Rename "list-item" to "list-entry" everywhere it appears in the lines below, and leave everything else unchanged.

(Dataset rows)
===============
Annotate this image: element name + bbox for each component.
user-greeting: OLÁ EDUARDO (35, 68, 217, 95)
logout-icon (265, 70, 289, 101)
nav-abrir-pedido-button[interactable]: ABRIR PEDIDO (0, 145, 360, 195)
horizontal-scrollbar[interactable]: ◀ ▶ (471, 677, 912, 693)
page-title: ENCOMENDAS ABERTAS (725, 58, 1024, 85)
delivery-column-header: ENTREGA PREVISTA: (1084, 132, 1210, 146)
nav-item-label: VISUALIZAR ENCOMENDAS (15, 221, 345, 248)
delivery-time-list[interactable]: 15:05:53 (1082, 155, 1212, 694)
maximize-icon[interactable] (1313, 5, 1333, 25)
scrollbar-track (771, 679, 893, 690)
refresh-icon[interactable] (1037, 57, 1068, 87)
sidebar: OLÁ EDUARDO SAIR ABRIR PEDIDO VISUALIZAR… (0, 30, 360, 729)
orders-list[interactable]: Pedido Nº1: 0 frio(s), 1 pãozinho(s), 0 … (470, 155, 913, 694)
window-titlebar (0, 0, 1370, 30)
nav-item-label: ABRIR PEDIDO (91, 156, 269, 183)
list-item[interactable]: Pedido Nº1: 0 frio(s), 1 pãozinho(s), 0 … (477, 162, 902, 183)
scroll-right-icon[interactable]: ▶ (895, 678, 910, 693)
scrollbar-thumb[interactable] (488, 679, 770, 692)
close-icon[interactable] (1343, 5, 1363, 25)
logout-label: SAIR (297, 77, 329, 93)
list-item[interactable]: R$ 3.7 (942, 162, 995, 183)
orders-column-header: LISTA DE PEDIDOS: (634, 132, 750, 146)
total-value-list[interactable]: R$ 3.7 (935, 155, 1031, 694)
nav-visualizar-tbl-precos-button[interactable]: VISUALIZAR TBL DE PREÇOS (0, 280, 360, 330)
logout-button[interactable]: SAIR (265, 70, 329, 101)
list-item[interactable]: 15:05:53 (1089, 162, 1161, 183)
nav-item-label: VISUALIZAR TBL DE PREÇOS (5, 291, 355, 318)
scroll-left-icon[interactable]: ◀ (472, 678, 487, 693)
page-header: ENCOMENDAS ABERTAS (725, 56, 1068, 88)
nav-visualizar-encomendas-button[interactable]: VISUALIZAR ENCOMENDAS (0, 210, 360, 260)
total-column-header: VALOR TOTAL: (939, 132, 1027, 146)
===============
■ Answer in full:
Annotate this image: element name + bbox for each component.
user-greeting: OLÁ EDUARDO (35, 68, 217, 95)
logout-icon (265, 70, 289, 101)
nav-abrir-pedido-button[interactable]: ABRIR PEDIDO (0, 145, 360, 195)
horizontal-scrollbar[interactable]: ◀ ▶ (471, 677, 912, 693)
page-title: ENCOMENDAS ABERTAS (725, 58, 1024, 85)
delivery-column-header: ENTREGA PREVISTA: (1084, 132, 1210, 146)
nav-item-label: VISUALIZAR ENCOMENDAS (15, 221, 345, 248)
delivery-time-list[interactable]: 15:05:53 (1082, 155, 1212, 694)
maximize-icon[interactable] (1313, 5, 1333, 25)
scrollbar-track (771, 679, 893, 690)
refresh-icon[interactable] (1037, 57, 1068, 87)
sidebar: OLÁ EDUARDO SAIR ABRIR PEDIDO VISUALIZAR… (0, 30, 360, 729)
orders-list[interactable]: Pedido Nº1: 0 frio(s), 1 pãozinho(s), 0 … (470, 155, 913, 694)
window-titlebar (0, 0, 1370, 30)
nav-item-label: ABRIR PEDIDO (91, 156, 269, 183)
list-entry[interactable]: Pedido Nº1: 0 frio(s), 1 pãozinho(s), 0 … (477, 162, 902, 183)
scroll-right-icon[interactable]: ▶ (895, 678, 910, 693)
scrollbar-thumb[interactable] (488, 679, 770, 692)
close-icon[interactable] (1343, 5, 1363, 25)
logout-label: SAIR (297, 77, 329, 93)
list-entry[interactable]: R$ 3.7 (942, 162, 995, 183)
orders-column-header: LISTA DE PEDIDOS: (634, 132, 750, 146)
total-value-list[interactable]: R$ 3.7 (935, 155, 1031, 694)
nav-visualizar-tbl-precos-button[interactable]: VISUALIZAR TBL DE PREÇOS (0, 280, 360, 330)
logout-button[interactable]: SAIR (265, 70, 329, 101)
list-entry[interactable]: 15:05:53 (1089, 162, 1161, 183)
nav-item-label: VISUALIZAR TBL DE PREÇOS (5, 291, 355, 318)
scroll-left-icon[interactable]: ◀ (472, 678, 487, 693)
page-header: ENCOMENDAS ABERTAS (725, 56, 1068, 88)
nav-visualizar-encomendas-button[interactable]: VISUALIZAR ENCOMENDAS (0, 210, 360, 260)
total-column-header: VALOR TOTAL: (939, 132, 1027, 146)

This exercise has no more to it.